| REQUEST |
Rewrite the lines of the listing from the one containing "pm-psrf-plot-area: [541, 501, 664, 549]" through the end of the listing, substituting "Autocorrelation" for "Autocorr." and leaving everything else the same. Give only those lines.

— START —

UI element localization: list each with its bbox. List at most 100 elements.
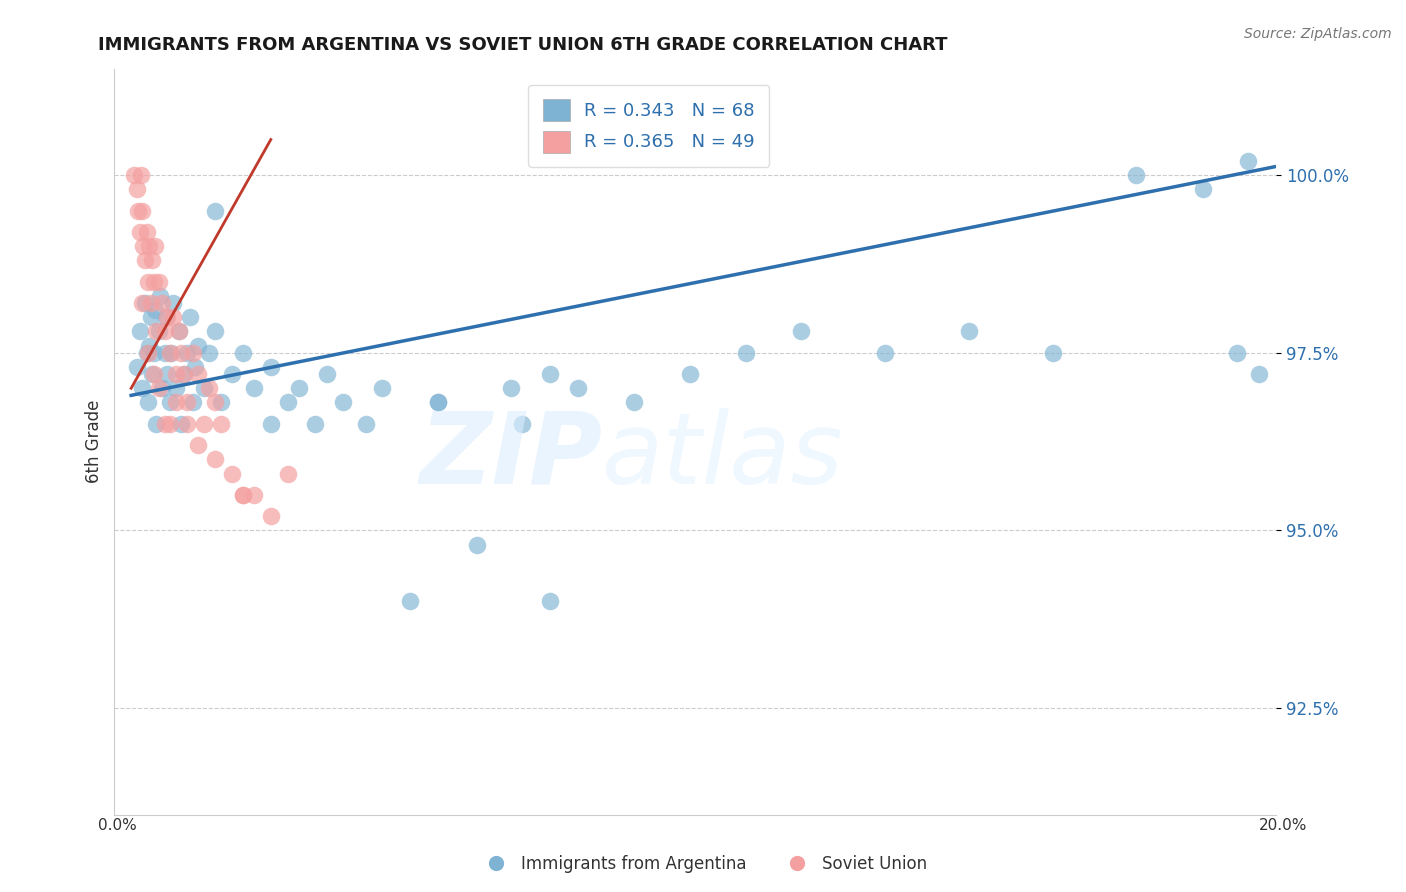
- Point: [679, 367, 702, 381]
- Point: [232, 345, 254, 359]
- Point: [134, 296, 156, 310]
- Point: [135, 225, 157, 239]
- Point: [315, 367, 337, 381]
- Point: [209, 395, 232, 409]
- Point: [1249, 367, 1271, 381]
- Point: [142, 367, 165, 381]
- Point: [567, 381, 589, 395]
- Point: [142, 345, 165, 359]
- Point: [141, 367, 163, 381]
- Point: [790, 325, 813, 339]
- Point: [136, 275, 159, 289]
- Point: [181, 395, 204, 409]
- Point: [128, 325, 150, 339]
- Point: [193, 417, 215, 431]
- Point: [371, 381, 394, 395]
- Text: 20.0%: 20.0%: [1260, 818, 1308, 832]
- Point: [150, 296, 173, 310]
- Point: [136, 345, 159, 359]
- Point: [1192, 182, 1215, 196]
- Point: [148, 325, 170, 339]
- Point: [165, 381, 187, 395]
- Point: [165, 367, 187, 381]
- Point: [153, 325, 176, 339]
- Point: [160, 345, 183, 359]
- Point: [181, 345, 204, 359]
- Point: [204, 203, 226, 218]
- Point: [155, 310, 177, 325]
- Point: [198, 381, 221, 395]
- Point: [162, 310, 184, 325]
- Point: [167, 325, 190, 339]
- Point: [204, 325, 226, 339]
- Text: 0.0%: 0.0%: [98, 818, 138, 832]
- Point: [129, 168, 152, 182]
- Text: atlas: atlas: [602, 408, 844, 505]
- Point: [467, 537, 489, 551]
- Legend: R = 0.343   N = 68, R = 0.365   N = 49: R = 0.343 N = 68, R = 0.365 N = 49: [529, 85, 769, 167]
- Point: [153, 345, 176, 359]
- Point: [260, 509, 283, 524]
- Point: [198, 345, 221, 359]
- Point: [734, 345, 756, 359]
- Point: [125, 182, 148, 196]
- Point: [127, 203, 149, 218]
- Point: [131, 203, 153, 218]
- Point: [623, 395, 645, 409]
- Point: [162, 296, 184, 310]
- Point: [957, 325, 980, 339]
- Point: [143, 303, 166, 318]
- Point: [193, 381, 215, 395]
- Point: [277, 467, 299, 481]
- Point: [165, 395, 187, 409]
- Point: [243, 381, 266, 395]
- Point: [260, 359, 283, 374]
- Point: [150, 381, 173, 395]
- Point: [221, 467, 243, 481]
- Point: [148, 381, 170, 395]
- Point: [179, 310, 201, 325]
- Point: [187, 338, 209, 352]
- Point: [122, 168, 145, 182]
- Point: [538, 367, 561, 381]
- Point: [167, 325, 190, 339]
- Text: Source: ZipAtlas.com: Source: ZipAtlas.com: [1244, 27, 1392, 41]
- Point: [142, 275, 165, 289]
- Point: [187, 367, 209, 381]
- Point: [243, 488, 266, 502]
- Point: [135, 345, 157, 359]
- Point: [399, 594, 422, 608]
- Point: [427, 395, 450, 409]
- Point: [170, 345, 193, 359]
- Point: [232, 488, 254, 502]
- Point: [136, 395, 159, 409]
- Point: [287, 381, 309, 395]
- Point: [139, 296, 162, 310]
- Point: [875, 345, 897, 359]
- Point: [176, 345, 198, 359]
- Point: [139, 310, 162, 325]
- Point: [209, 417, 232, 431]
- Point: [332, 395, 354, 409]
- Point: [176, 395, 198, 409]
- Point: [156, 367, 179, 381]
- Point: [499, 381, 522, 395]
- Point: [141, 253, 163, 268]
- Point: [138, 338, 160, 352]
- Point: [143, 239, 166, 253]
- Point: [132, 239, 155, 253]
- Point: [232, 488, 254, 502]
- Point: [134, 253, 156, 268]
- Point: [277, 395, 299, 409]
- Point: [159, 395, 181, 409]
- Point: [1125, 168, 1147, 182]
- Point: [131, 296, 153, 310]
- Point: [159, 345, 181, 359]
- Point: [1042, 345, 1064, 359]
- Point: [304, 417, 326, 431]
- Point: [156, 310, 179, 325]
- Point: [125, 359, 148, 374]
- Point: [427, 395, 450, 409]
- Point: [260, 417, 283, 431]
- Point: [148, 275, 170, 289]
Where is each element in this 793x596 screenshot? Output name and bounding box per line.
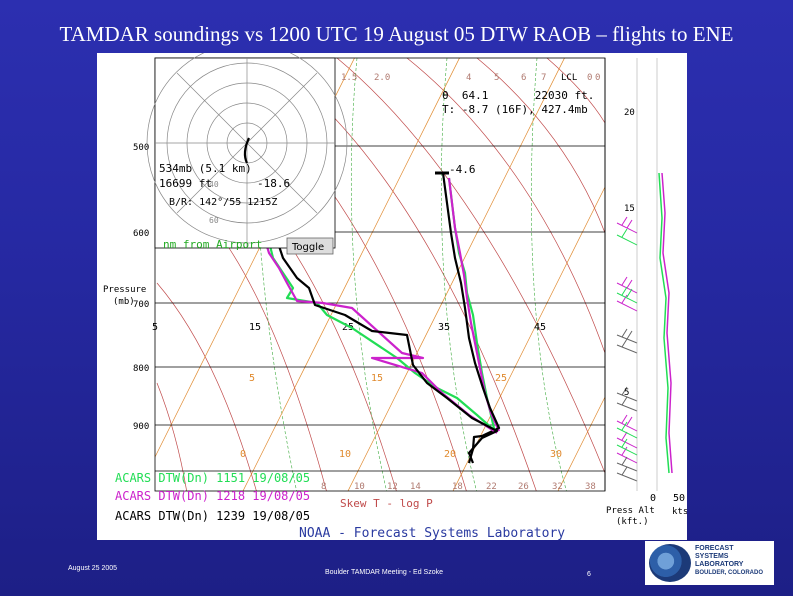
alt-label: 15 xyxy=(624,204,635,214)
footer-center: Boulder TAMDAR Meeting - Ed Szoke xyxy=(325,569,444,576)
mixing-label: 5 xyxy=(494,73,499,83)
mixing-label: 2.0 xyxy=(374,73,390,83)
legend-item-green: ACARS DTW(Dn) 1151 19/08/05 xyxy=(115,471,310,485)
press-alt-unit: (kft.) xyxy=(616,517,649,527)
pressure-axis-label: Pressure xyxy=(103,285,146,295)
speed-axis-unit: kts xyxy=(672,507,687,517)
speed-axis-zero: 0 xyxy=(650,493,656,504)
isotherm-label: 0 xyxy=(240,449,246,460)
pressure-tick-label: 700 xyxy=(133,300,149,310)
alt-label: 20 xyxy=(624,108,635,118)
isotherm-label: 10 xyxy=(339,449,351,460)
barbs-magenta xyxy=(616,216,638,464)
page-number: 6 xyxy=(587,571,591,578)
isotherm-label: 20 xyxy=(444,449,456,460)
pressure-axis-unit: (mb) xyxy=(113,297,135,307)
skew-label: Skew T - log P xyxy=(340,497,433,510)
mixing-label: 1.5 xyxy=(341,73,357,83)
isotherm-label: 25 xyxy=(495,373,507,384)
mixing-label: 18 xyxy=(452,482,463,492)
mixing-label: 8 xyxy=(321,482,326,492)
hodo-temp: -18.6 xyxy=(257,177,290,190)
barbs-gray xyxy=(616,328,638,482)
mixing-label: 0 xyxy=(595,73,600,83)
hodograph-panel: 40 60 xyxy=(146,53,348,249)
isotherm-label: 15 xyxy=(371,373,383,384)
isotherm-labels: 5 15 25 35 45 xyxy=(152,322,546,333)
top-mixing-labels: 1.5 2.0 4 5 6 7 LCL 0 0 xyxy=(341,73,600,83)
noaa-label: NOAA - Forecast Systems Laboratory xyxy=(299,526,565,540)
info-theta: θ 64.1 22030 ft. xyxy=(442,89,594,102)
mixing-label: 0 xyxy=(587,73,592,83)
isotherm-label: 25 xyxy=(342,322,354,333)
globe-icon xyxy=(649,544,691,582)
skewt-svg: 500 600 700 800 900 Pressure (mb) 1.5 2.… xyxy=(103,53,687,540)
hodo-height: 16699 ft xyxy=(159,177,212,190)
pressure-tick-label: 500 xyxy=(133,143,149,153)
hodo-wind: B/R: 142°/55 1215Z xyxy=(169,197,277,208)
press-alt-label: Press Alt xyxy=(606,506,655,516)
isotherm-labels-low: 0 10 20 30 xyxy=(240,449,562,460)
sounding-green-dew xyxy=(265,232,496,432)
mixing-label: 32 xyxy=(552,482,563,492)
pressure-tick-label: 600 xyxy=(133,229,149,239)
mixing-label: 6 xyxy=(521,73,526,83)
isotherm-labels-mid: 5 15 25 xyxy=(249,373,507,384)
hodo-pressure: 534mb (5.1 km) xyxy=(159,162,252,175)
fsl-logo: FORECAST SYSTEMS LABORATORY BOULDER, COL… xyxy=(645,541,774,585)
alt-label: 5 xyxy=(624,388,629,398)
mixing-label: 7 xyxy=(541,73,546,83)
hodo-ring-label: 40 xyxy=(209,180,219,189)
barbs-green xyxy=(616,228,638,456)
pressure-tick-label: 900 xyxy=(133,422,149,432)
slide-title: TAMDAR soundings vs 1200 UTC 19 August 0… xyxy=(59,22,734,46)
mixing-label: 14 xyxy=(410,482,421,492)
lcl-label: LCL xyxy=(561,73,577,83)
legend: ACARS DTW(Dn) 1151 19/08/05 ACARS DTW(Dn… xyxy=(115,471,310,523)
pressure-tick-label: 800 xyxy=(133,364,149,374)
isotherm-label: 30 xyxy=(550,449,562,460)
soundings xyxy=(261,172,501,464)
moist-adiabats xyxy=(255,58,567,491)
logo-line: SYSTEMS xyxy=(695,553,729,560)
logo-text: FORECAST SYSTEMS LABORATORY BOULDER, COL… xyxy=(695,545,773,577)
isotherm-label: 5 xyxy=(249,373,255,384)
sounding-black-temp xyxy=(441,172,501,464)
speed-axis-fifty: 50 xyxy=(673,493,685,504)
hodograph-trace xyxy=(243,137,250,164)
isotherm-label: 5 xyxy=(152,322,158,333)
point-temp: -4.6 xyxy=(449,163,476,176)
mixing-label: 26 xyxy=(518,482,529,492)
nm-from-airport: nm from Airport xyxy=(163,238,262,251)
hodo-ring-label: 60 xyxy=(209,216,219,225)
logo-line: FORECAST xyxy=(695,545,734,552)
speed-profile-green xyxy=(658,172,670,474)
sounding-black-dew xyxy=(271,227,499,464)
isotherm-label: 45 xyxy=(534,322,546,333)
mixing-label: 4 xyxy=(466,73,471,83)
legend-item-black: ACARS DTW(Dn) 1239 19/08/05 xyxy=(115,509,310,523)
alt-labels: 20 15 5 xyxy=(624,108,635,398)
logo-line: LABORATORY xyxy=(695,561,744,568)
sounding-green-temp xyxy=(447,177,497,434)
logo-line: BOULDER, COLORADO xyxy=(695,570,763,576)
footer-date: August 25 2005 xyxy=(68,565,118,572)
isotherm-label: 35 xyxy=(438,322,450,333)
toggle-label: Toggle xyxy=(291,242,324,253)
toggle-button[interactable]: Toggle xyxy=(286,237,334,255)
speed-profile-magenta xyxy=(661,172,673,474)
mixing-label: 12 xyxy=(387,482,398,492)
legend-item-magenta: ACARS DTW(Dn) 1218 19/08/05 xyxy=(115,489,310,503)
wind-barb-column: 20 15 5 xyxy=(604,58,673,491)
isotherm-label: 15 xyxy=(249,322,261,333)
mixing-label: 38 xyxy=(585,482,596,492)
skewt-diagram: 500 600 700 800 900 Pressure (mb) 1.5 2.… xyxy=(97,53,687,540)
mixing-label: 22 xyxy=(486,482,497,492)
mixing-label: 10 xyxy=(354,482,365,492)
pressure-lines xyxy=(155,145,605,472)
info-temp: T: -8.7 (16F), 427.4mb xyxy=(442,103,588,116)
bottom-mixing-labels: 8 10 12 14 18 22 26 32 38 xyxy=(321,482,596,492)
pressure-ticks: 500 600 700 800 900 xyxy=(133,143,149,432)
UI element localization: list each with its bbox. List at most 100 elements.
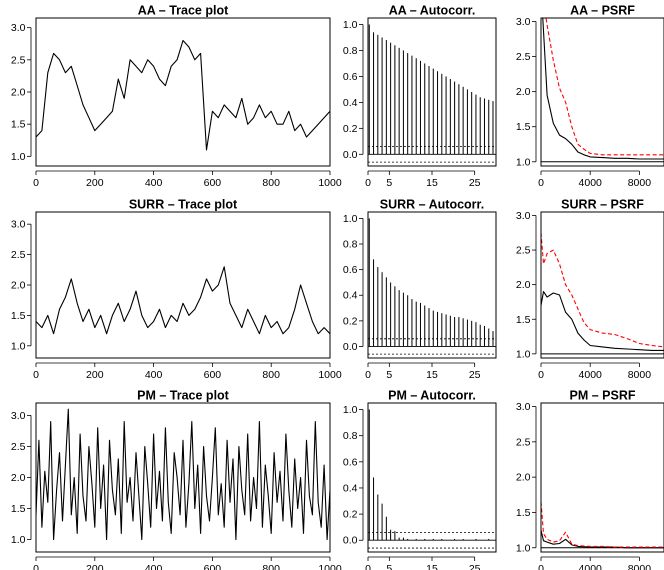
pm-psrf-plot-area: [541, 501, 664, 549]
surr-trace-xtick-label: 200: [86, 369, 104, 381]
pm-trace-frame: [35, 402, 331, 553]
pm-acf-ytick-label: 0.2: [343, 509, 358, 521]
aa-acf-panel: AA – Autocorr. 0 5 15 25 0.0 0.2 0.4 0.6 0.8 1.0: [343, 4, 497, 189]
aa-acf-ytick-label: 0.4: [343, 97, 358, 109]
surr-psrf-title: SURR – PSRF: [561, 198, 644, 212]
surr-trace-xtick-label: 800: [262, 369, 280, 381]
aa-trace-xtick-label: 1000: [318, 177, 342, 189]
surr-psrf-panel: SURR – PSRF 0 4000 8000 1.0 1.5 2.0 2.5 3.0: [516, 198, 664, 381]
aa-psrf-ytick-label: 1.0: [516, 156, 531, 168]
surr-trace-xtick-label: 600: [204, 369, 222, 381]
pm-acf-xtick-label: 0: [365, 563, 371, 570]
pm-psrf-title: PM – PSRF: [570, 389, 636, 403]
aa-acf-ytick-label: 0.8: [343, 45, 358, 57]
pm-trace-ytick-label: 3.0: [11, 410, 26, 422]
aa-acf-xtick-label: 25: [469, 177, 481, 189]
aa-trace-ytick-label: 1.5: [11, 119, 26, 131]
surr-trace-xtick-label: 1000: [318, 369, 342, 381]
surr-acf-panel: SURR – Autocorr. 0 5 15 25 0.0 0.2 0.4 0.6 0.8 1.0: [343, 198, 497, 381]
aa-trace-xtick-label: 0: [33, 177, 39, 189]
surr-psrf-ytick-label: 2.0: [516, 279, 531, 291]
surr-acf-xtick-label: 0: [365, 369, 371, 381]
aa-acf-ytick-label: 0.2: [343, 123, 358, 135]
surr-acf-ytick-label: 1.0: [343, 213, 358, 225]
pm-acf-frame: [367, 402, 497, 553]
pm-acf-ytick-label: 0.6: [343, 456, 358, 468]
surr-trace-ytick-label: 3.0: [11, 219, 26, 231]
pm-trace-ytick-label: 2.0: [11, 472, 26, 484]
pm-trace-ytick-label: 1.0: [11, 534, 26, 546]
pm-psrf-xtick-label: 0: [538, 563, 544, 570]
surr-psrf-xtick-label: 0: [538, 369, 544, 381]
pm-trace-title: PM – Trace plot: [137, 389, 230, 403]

— END —

| COMPLETE RESPONSE |
pm-psrf-plot-area: [541, 501, 664, 549]
surr-trace-xtick-label: 200: [86, 369, 104, 381]
pm-trace-frame: [35, 402, 331, 553]
pm-acf-ytick-label: 0.2: [343, 509, 358, 521]
aa-acf-panel: AA – Autocorrelation 0 5 15 25 0.0 0.2 0.4 0.6 0.8 1.0: [343, 4, 497, 189]
aa-acf-ytick-label: 0.4: [343, 97, 358, 109]
surr-psrf-title: SURR – PSRF: [561, 198, 644, 212]
surr-trace-xtick-label: 800: [262, 369, 280, 381]
aa-trace-xtick-label: 1000: [318, 177, 342, 189]
surr-psrf-panel: SURR – PSRF 0 4000 8000 1.0 1.5 2.0 2.5 3.0: [516, 198, 664, 381]
aa-psrf-ytick-label: 1.0: [516, 156, 531, 168]
surr-trace-xtick-label: 600: [204, 369, 222, 381]
pm-acf-xtick-label: 0: [365, 563, 371, 570]
pm-psrf-title: PM – PSRF: [570, 389, 636, 403]
aa-acf-ytick-label: 0.8: [343, 45, 358, 57]
pm-trace-ytick-label: 3.0: [11, 410, 26, 422]
aa-acf-xtick-label: 25: [469, 177, 481, 189]
aa-trace-ytick-label: 1.5: [11, 119, 26, 131]
surr-trace-xtick-label: 1000: [318, 369, 342, 381]
surr-acf-panel: SURR – Autocorrelation 0 5 15 25 0.0 0.2 0.4 0.6 0.8 1.0: [343, 198, 497, 381]
aa-trace-xtick-label: 0: [33, 177, 39, 189]
surr-psrf-ytick-label: 2.0: [516, 279, 531, 291]
surr-acf-xtick-label: 0: [365, 369, 371, 381]
aa-acf-ytick-label: 0.2: [343, 123, 358, 135]
surr-acf-ytick-label: 1.0: [343, 213, 358, 225]
pm-acf-frame: [367, 402, 497, 553]
pm-acf-ytick-label: 0.6: [343, 456, 358, 468]
surr-trace-ytick-label: 3.0: [11, 219, 26, 231]
pm-trace-ytick-label: 2.0: [11, 472, 26, 484]
pm-trace-ytick-label: 1.0: [11, 534, 26, 546]
pm-psrf-xtick-label: 0: [538, 563, 544, 570]
surr-psrf-xtick-label: 0: [538, 369, 544, 381]
pm-trace-title: PM – Trace plot: [137, 389, 230, 403]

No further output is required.